▶ [PROBLEM TO WORK ON] Return the full material exactly.

(Records from a data source)
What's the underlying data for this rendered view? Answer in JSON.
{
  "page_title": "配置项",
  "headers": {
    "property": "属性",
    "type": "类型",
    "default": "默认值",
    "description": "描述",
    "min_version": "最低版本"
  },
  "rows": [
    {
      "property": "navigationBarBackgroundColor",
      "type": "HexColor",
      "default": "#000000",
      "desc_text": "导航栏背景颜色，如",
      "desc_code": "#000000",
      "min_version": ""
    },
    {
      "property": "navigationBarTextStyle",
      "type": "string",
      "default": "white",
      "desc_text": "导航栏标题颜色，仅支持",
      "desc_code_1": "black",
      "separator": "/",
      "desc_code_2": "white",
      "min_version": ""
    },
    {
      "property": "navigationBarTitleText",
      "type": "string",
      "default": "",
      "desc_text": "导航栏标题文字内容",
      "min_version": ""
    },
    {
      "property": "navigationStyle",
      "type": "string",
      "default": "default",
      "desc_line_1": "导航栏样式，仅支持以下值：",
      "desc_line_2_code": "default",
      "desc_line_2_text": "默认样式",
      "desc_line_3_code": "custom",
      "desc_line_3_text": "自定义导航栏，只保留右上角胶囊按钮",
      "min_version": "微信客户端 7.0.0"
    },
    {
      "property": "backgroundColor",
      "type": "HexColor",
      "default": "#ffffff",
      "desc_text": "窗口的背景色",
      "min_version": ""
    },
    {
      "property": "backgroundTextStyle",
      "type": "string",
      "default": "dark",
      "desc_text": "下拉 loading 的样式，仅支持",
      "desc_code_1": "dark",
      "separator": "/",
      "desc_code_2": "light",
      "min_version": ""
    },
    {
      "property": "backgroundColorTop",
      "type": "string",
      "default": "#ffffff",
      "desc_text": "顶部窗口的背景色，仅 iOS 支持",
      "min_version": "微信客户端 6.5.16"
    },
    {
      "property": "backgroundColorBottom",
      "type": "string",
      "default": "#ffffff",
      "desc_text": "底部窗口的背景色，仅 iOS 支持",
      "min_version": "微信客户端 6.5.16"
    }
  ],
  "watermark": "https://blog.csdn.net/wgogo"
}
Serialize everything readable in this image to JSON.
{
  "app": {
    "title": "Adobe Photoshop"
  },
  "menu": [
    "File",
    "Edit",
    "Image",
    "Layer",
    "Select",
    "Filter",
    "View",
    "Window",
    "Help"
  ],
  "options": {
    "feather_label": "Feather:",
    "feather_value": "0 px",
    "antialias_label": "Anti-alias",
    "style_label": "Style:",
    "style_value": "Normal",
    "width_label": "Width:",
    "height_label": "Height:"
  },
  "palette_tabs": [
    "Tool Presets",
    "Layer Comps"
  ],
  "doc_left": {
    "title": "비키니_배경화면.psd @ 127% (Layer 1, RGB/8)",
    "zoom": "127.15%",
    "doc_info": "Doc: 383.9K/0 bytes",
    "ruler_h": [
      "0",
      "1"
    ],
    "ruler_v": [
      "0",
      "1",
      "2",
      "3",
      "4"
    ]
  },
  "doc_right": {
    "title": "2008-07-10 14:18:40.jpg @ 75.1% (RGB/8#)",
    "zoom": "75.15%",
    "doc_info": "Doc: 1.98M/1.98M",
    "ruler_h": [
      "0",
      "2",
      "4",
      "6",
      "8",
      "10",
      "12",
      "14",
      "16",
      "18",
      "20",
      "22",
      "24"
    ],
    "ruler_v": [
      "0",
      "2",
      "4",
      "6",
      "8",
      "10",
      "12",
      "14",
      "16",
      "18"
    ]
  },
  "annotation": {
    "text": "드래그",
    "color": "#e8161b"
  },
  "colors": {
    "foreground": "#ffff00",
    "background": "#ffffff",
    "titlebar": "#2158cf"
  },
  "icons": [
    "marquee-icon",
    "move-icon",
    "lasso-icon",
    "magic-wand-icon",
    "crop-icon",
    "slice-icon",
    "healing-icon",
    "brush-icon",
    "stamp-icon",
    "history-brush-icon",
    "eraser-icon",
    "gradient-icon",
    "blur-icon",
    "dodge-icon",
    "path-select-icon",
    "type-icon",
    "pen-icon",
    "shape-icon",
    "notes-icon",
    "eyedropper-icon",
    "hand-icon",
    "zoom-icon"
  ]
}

▶ [TASK RESPONSE]
What's the underlying data for this rendered view? Answer in JSON.
{
  "page_title": "配置项",
  "headers": {
    "property": "属性",
    "type": "类型",
    "default": "默认值",
    "description": "描述",
    "min_version": "最低版本"
  },
  "rows": [
    {
      "property": "navigationBarBackgroundColor",
      "type": "HexColor",
      "default": "#000000",
      "desc_text": "导航栏背景颜色，如",
      "desc_code": "#000000",
      "min_version": ""
    },
    {
      "property": "navigationBarTextStyle",
      "type": "string",
      "default": "white",
      "desc_text": "导航栏标题颜色，仅支持",
      "desc_code_1": "black",
      "separator": "/",
      "desc_code_2": "white",
      "min_version": ""
    },
    {
      "property": "navigationBarTitleText",
      "type": "string",
      "default": "",
      "desc_text": "导航栏标题文字内容",
      "min_version": ""
    },
    {
      "property": "navigationStyle",
      "type": "string",
      "default": "default",
      "desc_line_1": "导航栏样式，仅支持以下值：",
      "desc_line_2_code": "default",
      "desc_line_2_text": "默认样式",
      "desc_line_3_code": "custom",
      "desc_line_3_text": "自定义导航栏，只保留右上角胶囊按钮",
      "min_version": "微信客户端 7.0.0"
    },
    {
      "property": "backgroundColor",
      "type": "HexColor",
      "default": "#ffffff",
      "desc_text": "窗口的背景色",
      "min_version": ""
    },
    {
      "property": "backgroundTextStyle",
      "type": "string",
      "default": "dark",
      "desc_text": "下拉 loading 的样式，仅支持",
      "desc_code_1": "dark",
      "separator": "/",
      "desc_code_2": "light",
      "min_version": ""
    },
    {
      "property": "backgroundColorTop",
      "type": "string",
      "default": "#ffffff",
      "desc_text": "顶部窗口的背景色，仅 iOS 支持",
      "min_version": "微信客户端 6.5.16"
    },
    {
      "property": "backgroundColorBottom",
      "type": "string",
      "default": "#ffffff",
      "desc_text": "底部窗口的背景色，仅 iOS 支持",
      "min_version": "微信客户端 6.5.16"
    }
  ],
  "watermark": "https://blog.csdn.net/wgogo"
}
Serialize everything readable in this image to JSON.
{
  "app": {
    "title": "Adobe Photoshop"
  },
  "menu": [
    "File",
    "Edit",
    "Image",
    "Layer",
    "Select",
    "Filter",
    "View",
    "Window",
    "Help"
  ],
  "options": {
    "feather_label": "Feather:",
    "feather_value": "0 px",
    "antialias_label": "Anti-alias",
    "style_label": "Style:",
    "style_value": "Normal",
    "width_label": "Width:",
    "height_label": "Height:"
  },
  "palette_tabs": [
    "Tool Presets",
    "Layer Comps"
  ],
  "doc_left": {
    "title": "비키니_배경화면.psd @ 127% (Layer 1, RGB/8)",
    "zoom": "127.15%",
    "doc_info": "Doc: 383.9K/0 bytes",
    "ruler_h": [
      "0",
      "1"
    ],
    "ruler_v": [
      "0",
      "1",
      "2",
      "3",
      "4"
    ]
  },
  "doc_right": {
    "title": "2008-07-10 14:18:40.jpg @ 75.1% (RGB/8#)",
    "zoom": "75.15%",
    "doc_info": "Doc: 1.98M/1.98M",
    "ruler_h": [
      "0",
      "2",
      "4",
      "6",
      "8",
      "10",
      "12",
      "14",
      "16",
      "18",
      "20",
      "22",
      "24"
    ],
    "ruler_v": [
      "0",
      "2",
      "4",
      "6",
      "8",
      "10",
      "12",
      "14",
      "16",
      "18"
    ]
  },
  "annotation": {
    "text": "드래그",
    "color": "#e8161b"
  },
  "colors": {
    "foreground": "#ffff00",
    "background": "#ffffff",
    "titlebar": "#2158cf"
  },
  "icons": [
    "marquee-icon",
    "move-icon",
    "lasso-icon",
    "magic-wand-icon",
    "crop-icon",
    "slice-icon",
    "healing-icon",
    "brush-icon",
    "stamp-icon",
    "history-brush-icon",
    "eraser-icon",
    "gradient-icon",
    "blur-icon",
    "dodge-icon",
    "path-select-icon",
    "type-icon",
    "pen-icon",
    "shape-icon",
    "notes-icon",
    "eyedropper-icon",
    "hand-icon",
    "zoom-icon"
  ]
}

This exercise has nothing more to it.